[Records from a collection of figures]
··········
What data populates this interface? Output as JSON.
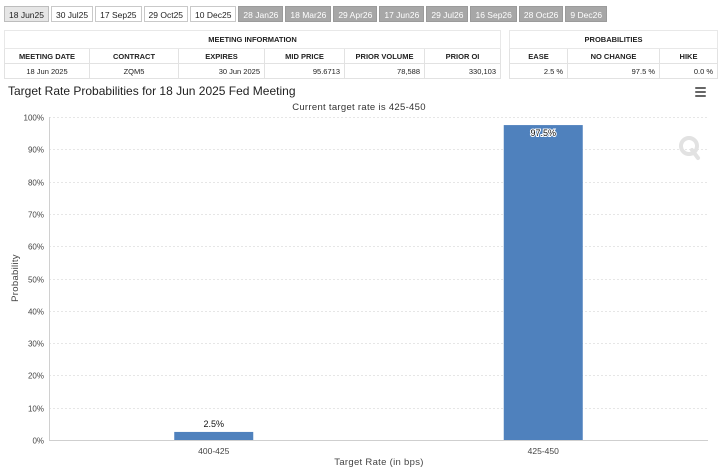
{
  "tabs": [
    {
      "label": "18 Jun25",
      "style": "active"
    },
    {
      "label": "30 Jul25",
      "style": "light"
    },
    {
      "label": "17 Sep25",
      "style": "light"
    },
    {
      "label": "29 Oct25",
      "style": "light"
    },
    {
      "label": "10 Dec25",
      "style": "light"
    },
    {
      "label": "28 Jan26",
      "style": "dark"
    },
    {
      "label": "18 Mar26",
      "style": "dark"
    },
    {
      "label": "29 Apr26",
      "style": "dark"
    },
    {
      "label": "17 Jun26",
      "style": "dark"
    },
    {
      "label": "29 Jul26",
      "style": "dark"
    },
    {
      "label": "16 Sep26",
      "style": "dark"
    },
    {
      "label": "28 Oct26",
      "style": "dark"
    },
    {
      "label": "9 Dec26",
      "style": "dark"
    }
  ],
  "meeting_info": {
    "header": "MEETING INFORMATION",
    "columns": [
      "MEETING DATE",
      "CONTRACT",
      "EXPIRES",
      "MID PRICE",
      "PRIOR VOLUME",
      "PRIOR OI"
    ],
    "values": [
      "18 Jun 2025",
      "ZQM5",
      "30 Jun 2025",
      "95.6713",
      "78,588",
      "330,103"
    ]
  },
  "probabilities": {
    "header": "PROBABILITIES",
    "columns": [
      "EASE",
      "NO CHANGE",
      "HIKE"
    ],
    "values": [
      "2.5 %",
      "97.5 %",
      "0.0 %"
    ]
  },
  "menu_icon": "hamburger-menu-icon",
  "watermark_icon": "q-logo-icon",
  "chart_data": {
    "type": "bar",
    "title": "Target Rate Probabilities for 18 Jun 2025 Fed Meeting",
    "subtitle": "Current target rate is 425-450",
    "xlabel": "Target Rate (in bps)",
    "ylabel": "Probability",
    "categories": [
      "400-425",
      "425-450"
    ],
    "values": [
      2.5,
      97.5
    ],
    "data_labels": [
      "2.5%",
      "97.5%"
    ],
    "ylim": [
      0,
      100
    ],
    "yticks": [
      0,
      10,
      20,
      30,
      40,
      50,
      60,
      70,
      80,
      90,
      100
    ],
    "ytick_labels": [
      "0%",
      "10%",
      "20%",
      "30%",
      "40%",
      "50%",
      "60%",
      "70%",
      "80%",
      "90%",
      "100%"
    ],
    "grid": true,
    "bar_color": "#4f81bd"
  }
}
··········
▶ _EXERCISE PROMPT_
Give back each entry exactly as it appears, with no pictures.

▶ _THE REPLY_
What data populates this interface? Output as JSON.
{
  "tabs": [
    {
      "label": "18 Jun25",
      "style": "active"
    },
    {
      "label": "30 Jul25",
      "style": "light"
    },
    {
      "label": "17 Sep25",
      "style": "light"
    },
    {
      "label": "29 Oct25",
      "style": "light"
    },
    {
      "label": "10 Dec25",
      "style": "light"
    },
    {
      "label": "28 Jan26",
      "style": "dark"
    },
    {
      "label": "18 Mar26",
      "style": "dark"
    },
    {
      "label": "29 Apr26",
      "style": "dark"
    },
    {
      "label": "17 Jun26",
      "style": "dark"
    },
    {
      "label": "29 Jul26",
      "style": "dark"
    },
    {
      "label": "16 Sep26",
      "style": "dark"
    },
    {
      "label": "28 Oct26",
      "style": "dark"
    },
    {
      "label": "9 Dec26",
      "style": "dark"
    }
  ],
  "meeting_info": {
    "header": "MEETING INFORMATION",
    "columns": [
      "MEETING DATE",
      "CONTRACT",
      "EXPIRES",
      "MID PRICE",
      "PRIOR VOLUME",
      "PRIOR OI"
    ],
    "values": [
      "18 Jun 2025",
      "ZQM5",
      "30 Jun 2025",
      "95.6713",
      "78,588",
      "330,103"
    ]
  },
  "probabilities": {
    "header": "PROBABILITIES",
    "columns": [
      "EASE",
      "NO CHANGE",
      "HIKE"
    ],
    "values": [
      "2.5 %",
      "97.5 %",
      "0.0 %"
    ]
  },
  "menu_icon": "hamburger-menu-icon",
  "watermark_icon": "q-logo-icon",
  "chart_data": {
    "type": "bar",
    "title": "Target Rate Probabilities for 18 Jun 2025 Fed Meeting",
    "subtitle": "Current target rate is 425-450",
    "xlabel": "Target Rate (in bps)",
    "ylabel": "Probability",
    "categories": [
      "400-425",
      "425-450"
    ],
    "values": [
      2.5,
      97.5
    ],
    "data_labels": [
      "2.5%",
      "97.5%"
    ],
    "ylim": [
      0,
      100
    ],
    "yticks": [
      0,
      10,
      20,
      30,
      40,
      50,
      60,
      70,
      80,
      90,
      100
    ],
    "ytick_labels": [
      "0%",
      "10%",
      "20%",
      "30%",
      "40%",
      "50%",
      "60%",
      "70%",
      "80%",
      "90%",
      "100%"
    ],
    "grid": true,
    "bar_color": "#4f81bd"
  }
}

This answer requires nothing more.